Exercise —
Extract and list every line that contains the word "informed".

---- Input

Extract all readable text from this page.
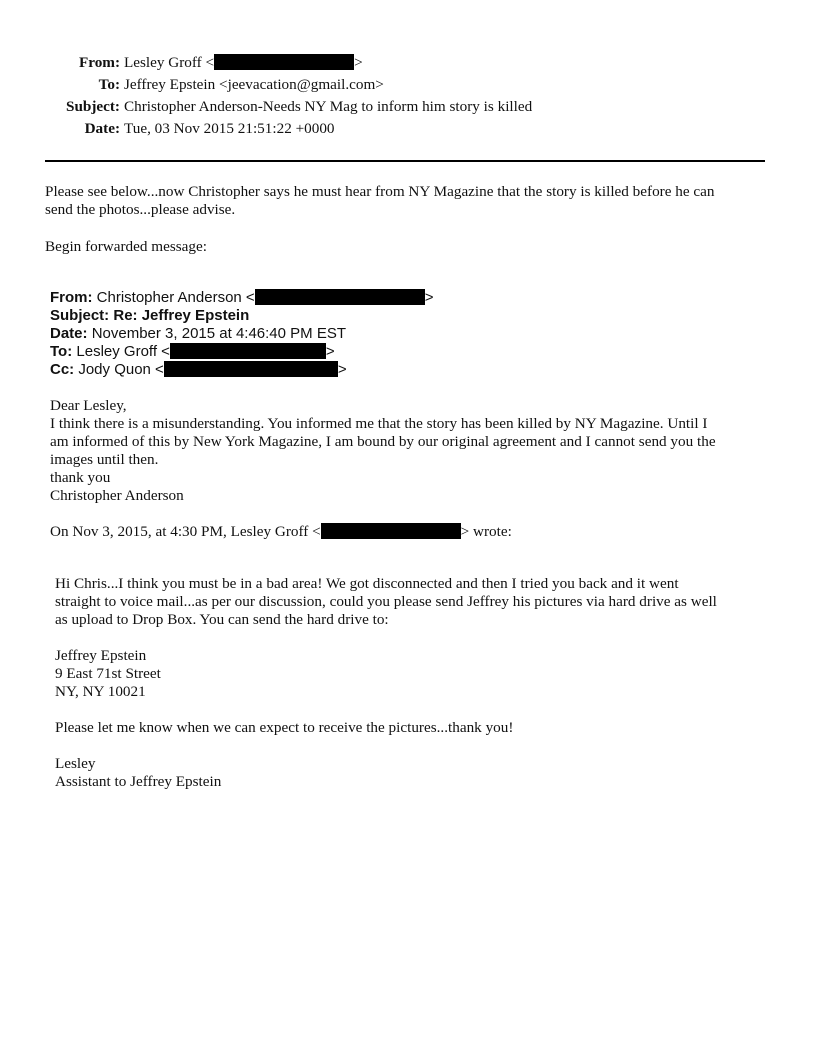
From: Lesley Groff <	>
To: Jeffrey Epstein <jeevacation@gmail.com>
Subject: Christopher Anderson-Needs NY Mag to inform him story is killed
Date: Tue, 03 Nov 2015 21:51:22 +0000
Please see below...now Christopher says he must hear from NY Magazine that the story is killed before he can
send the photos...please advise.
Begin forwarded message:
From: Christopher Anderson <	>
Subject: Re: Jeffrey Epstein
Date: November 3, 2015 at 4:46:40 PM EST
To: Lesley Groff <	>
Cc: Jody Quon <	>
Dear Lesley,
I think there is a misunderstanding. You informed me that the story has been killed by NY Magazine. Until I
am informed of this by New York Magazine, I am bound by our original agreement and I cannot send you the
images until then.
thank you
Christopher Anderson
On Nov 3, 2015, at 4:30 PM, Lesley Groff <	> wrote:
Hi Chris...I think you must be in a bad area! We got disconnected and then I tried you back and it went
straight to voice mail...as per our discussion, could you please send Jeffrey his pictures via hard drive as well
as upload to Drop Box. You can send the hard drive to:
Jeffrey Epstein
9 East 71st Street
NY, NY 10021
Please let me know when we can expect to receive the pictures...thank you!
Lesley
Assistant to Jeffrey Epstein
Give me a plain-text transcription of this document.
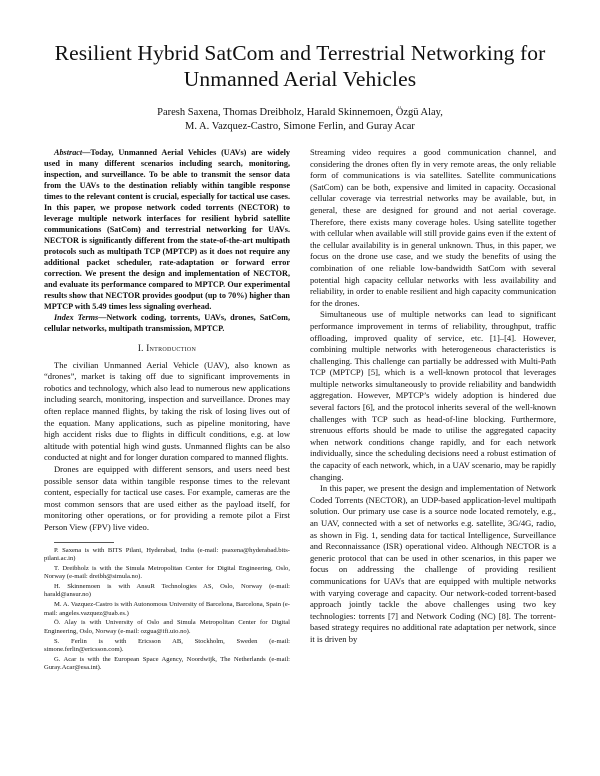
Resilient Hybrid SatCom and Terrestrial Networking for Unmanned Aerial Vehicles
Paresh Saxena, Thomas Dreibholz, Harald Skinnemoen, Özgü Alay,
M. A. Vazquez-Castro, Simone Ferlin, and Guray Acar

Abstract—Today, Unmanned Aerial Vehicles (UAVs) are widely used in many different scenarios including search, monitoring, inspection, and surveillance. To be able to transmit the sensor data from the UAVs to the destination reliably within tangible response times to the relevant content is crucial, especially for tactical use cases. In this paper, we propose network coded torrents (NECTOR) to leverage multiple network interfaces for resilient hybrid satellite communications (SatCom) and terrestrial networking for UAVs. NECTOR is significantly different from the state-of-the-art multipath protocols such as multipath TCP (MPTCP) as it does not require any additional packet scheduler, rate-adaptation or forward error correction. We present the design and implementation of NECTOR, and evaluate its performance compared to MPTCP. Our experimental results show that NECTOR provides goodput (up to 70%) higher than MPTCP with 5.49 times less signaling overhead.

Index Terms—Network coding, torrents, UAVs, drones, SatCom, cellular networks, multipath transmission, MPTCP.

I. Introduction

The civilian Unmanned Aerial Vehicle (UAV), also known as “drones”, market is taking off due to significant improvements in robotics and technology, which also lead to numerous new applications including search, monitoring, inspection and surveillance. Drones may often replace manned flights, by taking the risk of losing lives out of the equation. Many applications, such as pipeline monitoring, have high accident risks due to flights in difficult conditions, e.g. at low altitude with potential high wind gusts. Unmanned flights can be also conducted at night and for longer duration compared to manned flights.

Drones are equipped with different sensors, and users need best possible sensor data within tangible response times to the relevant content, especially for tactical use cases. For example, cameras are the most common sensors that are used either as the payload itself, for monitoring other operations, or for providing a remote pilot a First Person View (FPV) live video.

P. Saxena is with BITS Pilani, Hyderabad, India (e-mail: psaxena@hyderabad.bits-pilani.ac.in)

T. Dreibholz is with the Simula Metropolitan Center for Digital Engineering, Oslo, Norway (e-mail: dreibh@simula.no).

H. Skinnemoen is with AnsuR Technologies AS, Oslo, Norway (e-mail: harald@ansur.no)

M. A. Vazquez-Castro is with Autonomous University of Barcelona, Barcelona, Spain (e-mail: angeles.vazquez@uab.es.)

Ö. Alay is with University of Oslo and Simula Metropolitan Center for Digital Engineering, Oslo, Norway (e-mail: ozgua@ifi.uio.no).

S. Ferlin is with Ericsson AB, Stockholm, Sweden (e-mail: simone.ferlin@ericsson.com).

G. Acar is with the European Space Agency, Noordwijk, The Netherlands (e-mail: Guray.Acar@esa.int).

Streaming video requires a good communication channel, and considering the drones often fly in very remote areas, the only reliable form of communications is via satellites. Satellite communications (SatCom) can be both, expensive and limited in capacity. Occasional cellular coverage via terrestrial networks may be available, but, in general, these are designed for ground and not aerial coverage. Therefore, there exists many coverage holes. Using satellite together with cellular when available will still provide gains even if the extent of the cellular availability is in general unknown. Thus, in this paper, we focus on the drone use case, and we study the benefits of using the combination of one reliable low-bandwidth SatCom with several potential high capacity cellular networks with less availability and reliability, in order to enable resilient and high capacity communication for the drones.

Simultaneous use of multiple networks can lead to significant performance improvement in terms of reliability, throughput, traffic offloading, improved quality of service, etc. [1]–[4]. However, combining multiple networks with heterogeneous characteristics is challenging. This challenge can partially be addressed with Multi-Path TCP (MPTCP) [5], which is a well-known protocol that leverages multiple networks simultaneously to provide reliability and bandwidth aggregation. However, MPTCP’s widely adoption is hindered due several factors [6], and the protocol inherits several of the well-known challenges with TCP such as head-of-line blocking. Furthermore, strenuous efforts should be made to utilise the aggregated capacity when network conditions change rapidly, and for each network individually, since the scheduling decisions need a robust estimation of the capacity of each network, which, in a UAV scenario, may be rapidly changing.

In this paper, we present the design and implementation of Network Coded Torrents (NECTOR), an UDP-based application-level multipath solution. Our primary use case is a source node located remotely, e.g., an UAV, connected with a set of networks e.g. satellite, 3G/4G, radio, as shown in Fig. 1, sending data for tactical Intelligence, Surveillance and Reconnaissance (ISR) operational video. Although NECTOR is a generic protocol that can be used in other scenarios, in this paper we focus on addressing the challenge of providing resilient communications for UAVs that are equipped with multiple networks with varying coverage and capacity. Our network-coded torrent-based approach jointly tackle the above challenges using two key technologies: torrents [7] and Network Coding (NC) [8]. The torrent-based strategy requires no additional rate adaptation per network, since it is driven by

--------

Finished exercise —
I think there is a misunderstanding. You informed me that the story has been killed by NY Magazine. Until I
am informed of this by New York Magazine, I am bound by our original agreement and I cannot send you the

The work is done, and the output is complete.